Reproduce the complete listing without any deviation.

§ Exercise inputs:
☆ ☆ ☆
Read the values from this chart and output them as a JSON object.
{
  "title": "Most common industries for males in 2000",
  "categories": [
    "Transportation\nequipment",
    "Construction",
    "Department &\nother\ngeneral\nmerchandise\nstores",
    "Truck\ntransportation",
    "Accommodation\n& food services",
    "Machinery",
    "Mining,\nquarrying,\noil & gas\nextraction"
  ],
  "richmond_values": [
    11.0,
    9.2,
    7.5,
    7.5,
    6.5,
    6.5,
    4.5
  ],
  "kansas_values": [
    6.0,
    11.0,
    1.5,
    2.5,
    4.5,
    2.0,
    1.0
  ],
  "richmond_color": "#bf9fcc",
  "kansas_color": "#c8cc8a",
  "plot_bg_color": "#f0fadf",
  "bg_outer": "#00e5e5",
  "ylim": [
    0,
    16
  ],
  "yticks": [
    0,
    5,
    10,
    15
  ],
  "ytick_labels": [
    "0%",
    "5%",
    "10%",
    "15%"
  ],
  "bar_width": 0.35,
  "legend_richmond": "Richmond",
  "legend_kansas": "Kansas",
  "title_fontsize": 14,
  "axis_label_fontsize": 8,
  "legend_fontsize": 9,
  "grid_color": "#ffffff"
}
☆ ☆ ☆
§ Result of the task:
Read the values from this chart and output them as a JSON object.
{
  "title": "Most common industries for males in 2000",
  "categories": [
    "Transportation\nequipment",
    "Construction",
    "Department &\nother\ngeneral\nmerchandise\nstores",
    "Truck\ntransportation",
    "Accommodation\n& food services",
    "Machinery",
    "Mining,\nquarrying,\noil & gas\nextraction"
  ],
  "richmond_values": [
    11.0,
    9.2,
    7.5,
    7.5,
    6.5,
    6.5,
    4.5
  ],
  "kansas_values": [
    6.0,
    11.0,
    1.5,
    2.5,
    4.5,
    2.0,
    1.0
  ],
  "richmond_color": "#bf9fcc",
  "kansas_color": "#c8cc8a",
  "plot_bg_color": "#f0fadf",
  "bg_outer": "#00e5e5",
  "ylim": [
    0,
    16
  ],
  "yticks": [
    0,
    5,
    10,
    15
  ],
  "ytick_labels": [
    "0%",
    "5%",
    "10%",
    "15%"
  ],
  "bar_width": 0.35,
  "legend_richmond": "Richmond",
  "legend_kansas": "Kansas",
  "title_fontsize": 14,
  "axis_label_fontsize": 8,
  "legend_fontsize": 9,
  "grid_color": "#ffffff"
}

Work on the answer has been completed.